Set task:
In the data below, locate each line with the word "content" and list it.

++++++++++++++++++++

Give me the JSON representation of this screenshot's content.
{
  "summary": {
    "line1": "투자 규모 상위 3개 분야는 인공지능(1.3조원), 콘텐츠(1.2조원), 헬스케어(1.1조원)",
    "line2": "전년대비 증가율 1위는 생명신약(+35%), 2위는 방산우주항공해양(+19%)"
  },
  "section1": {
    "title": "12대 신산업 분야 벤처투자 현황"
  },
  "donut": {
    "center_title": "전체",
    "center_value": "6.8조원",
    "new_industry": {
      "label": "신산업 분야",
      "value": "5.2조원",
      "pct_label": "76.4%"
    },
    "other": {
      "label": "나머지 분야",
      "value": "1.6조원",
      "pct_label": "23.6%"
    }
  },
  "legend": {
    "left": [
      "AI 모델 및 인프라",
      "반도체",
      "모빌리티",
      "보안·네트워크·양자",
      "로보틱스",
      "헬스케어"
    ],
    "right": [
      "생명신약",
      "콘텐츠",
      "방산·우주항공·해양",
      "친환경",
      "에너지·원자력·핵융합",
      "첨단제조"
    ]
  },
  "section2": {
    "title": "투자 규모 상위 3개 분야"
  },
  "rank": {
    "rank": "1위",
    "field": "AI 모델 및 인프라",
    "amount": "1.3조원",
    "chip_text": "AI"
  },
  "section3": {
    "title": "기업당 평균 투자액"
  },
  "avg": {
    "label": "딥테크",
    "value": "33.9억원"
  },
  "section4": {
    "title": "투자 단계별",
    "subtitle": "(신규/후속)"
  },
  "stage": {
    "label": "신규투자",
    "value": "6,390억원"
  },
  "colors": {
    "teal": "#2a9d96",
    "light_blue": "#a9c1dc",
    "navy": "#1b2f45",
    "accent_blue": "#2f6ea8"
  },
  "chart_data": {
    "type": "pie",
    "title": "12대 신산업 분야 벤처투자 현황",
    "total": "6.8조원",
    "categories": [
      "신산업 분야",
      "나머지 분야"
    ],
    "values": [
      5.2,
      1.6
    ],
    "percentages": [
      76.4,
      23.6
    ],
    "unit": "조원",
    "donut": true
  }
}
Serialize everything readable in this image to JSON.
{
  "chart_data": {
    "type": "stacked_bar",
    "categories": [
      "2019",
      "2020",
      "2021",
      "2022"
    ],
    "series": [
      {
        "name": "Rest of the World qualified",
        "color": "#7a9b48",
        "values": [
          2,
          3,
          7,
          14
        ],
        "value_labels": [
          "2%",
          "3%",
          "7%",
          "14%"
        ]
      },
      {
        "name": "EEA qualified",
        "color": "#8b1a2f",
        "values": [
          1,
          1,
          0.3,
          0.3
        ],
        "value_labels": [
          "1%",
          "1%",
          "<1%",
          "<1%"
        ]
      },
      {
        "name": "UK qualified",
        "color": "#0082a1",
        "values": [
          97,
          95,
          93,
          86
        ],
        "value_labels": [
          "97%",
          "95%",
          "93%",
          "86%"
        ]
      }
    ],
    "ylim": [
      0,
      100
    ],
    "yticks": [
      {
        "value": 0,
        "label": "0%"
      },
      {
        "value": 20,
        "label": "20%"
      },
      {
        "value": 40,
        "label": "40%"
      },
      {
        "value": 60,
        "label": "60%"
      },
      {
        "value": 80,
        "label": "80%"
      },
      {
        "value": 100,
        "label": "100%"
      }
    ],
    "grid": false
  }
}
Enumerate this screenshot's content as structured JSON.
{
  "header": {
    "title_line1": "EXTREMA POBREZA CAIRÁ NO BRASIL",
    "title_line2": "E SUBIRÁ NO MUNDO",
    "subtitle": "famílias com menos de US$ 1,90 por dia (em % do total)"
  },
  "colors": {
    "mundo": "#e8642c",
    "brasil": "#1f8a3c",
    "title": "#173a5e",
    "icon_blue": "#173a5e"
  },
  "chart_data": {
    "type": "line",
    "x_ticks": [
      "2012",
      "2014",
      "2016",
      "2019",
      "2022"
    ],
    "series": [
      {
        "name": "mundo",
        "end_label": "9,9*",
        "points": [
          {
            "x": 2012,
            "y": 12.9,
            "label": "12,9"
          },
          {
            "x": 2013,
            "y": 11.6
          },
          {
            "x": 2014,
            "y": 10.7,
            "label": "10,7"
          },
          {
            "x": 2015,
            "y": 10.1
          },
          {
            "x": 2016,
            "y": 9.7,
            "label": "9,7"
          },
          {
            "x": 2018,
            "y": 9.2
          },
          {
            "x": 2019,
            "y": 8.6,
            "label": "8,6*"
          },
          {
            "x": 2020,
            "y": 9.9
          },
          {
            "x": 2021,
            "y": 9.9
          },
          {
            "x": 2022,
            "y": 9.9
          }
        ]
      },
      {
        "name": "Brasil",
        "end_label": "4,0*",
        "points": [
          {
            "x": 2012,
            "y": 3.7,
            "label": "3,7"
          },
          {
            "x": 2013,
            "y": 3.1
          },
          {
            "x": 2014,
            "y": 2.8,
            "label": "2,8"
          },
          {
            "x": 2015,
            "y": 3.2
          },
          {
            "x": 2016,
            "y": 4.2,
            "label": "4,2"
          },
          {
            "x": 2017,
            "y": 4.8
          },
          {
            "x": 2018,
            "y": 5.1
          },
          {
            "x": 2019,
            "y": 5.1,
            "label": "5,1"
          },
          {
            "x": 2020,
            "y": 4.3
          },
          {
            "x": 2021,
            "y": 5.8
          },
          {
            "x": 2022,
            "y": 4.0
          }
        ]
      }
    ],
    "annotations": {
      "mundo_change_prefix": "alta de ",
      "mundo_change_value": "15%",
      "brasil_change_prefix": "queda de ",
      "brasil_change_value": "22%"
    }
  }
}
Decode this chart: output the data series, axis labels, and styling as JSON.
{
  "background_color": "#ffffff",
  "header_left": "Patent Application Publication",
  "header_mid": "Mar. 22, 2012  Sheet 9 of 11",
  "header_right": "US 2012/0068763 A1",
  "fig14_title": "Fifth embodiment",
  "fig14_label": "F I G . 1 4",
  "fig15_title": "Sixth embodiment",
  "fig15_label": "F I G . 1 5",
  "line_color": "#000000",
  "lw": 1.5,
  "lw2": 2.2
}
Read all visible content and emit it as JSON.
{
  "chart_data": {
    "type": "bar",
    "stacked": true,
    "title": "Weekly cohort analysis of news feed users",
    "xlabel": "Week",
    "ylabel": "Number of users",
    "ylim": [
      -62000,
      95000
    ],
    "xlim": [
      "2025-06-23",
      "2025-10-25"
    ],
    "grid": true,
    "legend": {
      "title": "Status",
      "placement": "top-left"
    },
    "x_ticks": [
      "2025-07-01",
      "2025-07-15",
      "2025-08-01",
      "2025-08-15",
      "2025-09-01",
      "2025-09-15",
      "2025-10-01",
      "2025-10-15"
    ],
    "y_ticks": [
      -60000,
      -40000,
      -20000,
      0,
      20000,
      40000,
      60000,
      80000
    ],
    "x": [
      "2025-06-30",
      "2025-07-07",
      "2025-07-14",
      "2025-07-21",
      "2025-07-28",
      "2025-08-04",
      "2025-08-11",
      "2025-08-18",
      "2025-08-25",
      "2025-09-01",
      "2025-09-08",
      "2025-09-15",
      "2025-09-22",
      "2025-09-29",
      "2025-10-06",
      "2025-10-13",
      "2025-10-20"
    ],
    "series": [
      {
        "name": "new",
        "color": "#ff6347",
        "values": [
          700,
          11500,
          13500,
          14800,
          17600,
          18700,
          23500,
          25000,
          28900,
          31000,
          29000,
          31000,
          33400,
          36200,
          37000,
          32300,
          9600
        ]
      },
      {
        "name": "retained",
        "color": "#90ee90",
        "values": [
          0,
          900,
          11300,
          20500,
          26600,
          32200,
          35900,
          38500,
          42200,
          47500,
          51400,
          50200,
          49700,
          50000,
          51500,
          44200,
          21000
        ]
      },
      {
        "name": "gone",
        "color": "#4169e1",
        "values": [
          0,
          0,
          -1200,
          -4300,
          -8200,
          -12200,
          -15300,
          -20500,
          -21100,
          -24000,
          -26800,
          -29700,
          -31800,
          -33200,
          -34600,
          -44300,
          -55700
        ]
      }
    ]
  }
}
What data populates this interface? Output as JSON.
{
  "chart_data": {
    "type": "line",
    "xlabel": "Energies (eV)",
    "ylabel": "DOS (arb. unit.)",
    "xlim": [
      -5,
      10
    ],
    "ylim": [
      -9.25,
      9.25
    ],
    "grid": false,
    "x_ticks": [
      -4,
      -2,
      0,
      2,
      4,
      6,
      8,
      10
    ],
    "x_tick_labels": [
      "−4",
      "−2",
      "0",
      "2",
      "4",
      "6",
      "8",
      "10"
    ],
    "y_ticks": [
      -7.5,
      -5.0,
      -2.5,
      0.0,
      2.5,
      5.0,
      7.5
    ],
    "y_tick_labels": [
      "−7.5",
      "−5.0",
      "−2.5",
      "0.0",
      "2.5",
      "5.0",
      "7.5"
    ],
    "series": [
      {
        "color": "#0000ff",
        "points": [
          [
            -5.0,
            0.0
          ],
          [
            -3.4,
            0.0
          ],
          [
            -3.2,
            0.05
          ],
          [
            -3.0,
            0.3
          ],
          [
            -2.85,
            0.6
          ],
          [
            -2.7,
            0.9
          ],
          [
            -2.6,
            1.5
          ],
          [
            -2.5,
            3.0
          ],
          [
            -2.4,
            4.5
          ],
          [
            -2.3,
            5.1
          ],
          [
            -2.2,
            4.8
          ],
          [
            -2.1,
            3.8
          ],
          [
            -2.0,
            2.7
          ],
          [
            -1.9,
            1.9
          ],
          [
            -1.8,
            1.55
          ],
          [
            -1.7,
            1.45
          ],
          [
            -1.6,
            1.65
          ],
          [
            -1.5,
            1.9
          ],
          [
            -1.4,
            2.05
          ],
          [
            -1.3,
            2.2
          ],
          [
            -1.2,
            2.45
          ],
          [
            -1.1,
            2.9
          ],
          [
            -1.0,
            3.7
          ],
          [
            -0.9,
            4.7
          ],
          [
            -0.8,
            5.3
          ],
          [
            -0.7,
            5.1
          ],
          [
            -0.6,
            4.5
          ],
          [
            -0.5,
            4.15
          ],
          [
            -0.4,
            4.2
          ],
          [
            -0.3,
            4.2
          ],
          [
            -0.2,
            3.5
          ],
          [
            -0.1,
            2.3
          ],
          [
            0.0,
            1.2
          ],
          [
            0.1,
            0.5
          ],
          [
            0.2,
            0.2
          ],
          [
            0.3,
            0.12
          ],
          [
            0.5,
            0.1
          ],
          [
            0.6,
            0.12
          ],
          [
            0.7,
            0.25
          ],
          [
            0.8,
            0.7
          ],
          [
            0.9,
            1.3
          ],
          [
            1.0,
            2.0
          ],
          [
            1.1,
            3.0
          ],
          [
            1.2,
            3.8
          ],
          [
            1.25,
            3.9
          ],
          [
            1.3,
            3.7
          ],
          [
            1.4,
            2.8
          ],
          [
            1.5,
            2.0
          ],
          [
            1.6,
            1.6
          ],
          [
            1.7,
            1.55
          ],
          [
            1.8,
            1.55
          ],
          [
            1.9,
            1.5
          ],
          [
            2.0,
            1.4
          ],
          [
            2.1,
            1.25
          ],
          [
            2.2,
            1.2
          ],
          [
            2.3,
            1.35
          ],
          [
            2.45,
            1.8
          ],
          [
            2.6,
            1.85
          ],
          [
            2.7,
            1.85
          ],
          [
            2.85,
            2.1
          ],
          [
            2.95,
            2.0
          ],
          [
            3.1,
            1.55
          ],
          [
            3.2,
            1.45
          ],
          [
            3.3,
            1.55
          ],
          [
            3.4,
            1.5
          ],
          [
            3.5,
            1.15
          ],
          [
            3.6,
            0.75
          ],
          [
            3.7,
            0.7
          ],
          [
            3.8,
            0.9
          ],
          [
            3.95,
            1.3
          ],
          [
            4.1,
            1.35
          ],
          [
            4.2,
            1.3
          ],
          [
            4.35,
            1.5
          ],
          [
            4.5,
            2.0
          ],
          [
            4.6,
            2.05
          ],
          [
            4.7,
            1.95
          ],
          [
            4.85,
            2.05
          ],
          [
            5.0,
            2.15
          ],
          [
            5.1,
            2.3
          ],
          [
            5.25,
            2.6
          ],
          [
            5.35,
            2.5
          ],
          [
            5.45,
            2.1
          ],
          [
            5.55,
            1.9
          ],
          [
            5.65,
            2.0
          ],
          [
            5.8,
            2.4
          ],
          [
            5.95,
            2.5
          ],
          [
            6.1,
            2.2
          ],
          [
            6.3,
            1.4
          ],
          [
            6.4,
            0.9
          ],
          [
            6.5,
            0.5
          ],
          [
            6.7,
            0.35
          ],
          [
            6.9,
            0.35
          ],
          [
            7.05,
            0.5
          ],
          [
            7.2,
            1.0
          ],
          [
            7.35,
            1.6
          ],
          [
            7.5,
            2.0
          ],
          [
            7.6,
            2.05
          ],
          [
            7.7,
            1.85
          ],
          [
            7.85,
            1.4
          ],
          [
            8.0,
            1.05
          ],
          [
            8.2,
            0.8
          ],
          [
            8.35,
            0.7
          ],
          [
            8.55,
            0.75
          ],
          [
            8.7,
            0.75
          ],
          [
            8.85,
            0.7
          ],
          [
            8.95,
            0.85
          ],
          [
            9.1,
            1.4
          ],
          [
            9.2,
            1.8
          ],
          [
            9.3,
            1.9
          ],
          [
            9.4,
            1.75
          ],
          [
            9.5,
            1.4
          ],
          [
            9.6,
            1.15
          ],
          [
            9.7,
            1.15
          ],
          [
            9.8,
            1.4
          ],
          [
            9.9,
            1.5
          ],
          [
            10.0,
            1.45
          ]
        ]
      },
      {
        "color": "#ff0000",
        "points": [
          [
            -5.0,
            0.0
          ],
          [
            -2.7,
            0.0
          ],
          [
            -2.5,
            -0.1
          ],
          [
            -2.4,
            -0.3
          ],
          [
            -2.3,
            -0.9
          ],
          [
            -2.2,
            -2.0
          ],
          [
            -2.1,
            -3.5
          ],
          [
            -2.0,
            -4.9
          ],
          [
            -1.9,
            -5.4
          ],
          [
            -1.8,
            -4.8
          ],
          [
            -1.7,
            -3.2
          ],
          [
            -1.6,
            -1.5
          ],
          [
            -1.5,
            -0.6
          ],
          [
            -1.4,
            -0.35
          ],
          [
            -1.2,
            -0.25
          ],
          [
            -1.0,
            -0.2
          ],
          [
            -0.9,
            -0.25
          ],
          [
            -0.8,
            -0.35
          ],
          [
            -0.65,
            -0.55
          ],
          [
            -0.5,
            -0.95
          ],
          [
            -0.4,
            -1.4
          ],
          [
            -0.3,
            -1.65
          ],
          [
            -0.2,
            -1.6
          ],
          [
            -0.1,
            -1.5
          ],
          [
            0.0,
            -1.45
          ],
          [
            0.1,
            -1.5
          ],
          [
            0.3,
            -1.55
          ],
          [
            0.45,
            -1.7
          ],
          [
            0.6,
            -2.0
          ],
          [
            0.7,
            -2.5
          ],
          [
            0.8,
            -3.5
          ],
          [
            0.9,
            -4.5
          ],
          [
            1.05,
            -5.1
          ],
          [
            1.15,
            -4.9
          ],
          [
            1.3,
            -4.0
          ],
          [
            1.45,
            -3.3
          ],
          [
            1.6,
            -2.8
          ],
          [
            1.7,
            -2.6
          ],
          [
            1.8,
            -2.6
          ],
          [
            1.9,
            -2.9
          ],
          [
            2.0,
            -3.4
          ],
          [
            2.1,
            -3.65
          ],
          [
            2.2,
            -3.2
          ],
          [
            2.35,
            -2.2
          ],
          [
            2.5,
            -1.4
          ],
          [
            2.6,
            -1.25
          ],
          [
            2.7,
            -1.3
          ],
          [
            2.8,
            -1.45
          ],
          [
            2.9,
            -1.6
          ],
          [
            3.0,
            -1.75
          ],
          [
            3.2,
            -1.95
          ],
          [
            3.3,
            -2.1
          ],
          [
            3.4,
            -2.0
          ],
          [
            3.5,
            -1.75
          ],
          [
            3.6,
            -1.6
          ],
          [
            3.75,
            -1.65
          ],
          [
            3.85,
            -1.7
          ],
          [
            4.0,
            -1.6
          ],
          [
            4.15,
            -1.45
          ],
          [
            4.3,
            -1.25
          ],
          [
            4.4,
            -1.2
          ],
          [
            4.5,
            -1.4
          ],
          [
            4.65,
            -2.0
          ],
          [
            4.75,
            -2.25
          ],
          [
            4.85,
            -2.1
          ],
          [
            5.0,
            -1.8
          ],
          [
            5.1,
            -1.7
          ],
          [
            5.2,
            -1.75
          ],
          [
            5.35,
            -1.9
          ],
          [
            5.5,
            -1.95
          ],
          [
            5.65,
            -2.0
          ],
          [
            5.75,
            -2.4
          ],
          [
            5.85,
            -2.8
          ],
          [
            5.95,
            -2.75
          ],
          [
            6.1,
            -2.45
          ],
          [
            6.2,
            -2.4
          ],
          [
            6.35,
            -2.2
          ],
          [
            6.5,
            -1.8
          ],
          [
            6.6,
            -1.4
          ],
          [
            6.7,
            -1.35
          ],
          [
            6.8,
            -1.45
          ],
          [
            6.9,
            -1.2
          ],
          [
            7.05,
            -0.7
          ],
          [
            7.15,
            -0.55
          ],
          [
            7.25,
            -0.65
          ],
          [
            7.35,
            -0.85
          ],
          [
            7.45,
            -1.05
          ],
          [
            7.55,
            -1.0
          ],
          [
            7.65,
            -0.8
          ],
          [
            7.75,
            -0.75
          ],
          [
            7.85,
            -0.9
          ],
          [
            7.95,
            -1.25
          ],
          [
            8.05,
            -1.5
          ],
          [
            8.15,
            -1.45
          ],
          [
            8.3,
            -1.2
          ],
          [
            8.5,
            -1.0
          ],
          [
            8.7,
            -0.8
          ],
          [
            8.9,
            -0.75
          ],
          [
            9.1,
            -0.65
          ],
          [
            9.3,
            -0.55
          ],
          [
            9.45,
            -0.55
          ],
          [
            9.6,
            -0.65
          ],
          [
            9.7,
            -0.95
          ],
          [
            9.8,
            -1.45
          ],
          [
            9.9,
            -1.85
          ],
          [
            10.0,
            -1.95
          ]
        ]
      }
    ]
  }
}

++++++++++++++++++++

Result of this exercise:
Give me the JSON representation of this screenshot's content.
Enumerate this screenshot's content as structured JSON.
Read all visible content and emit it as JSON.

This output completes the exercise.